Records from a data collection
▼

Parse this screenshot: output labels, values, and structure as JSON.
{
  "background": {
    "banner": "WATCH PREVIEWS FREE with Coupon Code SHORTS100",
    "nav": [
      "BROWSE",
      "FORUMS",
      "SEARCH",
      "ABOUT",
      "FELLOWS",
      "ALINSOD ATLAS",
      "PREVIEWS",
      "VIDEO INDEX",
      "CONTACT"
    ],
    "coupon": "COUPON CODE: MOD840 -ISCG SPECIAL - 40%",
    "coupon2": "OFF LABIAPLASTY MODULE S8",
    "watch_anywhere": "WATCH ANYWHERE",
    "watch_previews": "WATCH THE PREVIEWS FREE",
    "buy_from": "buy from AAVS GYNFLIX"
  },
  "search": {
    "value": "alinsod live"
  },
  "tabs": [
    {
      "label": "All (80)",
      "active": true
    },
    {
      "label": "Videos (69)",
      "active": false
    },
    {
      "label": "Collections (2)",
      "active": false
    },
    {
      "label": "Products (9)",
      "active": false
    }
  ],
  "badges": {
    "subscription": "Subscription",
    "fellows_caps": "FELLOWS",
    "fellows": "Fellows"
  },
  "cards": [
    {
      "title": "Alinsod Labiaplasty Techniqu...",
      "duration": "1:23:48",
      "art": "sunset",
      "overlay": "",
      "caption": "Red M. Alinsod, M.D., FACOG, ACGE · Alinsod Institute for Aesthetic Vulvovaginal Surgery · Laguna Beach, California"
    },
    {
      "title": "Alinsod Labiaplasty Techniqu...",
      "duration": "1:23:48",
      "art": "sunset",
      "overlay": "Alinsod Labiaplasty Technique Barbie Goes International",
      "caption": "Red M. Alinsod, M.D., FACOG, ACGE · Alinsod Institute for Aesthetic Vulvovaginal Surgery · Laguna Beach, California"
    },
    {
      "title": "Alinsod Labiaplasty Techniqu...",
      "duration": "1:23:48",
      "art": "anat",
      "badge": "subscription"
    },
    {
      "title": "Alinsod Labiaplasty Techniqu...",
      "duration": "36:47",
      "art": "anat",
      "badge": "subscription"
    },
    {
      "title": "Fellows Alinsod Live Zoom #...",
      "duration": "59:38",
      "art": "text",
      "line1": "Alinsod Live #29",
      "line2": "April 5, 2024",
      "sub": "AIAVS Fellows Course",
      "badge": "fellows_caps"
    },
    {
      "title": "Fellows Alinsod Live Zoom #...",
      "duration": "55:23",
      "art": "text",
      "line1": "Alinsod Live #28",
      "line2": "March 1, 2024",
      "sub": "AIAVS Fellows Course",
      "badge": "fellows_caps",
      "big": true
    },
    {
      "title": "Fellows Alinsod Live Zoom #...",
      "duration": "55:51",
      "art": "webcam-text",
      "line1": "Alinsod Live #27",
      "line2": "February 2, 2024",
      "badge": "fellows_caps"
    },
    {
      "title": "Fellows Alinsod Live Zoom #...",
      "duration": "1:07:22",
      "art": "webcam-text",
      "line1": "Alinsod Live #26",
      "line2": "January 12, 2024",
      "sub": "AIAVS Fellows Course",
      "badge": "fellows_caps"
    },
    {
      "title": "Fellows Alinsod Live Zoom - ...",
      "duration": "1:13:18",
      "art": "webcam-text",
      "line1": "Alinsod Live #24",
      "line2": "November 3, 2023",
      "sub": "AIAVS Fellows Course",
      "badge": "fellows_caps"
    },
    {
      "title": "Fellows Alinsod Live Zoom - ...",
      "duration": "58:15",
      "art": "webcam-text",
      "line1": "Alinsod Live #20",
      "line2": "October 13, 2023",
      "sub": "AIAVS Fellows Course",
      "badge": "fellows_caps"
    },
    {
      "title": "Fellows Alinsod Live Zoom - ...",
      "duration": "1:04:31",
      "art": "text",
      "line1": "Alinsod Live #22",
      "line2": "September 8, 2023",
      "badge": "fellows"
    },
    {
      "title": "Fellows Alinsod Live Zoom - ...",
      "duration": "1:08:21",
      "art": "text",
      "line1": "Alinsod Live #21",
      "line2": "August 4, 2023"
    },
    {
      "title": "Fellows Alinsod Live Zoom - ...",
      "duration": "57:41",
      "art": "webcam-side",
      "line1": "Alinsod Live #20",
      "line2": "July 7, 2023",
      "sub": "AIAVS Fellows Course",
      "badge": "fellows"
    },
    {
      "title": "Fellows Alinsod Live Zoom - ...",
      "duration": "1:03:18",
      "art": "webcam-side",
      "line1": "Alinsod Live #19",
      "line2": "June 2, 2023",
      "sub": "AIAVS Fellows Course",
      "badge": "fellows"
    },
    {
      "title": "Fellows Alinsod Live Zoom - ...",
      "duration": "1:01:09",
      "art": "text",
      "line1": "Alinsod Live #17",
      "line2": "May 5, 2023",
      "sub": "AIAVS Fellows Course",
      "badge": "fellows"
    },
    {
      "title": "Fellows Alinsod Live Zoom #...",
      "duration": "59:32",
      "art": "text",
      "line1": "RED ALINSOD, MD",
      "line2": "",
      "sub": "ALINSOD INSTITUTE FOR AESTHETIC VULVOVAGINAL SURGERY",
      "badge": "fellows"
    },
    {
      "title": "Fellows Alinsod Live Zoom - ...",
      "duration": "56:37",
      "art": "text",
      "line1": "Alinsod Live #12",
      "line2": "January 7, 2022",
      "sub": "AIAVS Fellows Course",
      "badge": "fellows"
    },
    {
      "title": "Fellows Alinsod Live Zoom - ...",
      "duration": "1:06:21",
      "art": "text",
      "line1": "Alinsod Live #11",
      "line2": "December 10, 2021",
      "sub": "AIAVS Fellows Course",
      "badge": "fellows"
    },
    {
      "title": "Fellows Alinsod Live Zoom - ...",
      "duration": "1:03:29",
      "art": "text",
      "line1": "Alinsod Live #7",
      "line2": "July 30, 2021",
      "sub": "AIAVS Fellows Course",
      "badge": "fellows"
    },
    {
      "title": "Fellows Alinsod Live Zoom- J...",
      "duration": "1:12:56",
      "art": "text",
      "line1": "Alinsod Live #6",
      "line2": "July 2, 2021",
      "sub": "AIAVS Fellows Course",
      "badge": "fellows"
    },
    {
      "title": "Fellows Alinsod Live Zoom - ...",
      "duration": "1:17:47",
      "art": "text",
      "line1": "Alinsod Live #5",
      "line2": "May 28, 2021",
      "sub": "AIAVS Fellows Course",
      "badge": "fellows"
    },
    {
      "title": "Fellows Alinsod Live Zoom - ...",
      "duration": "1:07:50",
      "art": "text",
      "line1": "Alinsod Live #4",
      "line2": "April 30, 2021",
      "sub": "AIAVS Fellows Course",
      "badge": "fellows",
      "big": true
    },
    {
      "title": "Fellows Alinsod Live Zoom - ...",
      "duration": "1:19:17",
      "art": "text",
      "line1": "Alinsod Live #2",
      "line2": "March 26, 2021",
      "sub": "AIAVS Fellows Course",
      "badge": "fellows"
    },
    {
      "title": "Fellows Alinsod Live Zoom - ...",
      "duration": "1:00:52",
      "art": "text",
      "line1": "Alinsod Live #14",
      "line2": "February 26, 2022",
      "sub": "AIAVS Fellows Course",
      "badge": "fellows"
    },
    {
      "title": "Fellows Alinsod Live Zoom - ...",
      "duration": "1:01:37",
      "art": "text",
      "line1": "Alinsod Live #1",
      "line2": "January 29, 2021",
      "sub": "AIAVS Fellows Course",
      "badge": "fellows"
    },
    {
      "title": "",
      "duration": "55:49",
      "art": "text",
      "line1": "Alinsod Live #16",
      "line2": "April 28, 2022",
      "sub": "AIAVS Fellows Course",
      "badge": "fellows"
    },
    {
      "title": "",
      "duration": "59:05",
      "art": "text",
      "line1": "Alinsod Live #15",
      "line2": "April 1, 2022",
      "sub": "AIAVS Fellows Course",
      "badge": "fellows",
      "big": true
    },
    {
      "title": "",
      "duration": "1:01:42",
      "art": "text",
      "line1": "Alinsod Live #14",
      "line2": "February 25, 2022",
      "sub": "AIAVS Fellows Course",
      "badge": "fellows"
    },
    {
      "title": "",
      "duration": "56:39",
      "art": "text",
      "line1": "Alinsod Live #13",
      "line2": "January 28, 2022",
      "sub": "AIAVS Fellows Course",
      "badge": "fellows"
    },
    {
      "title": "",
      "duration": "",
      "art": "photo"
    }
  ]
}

▲

WORK INSTRUCTIONS
Pick out the lines that include the word "January" and write them out.

FULL RESPONSE
      "line2": "January 12, 2024",
      "line2": "January 7, 2022",
      "line2": "January 29, 2021",
      "line2": "January 28, 2022",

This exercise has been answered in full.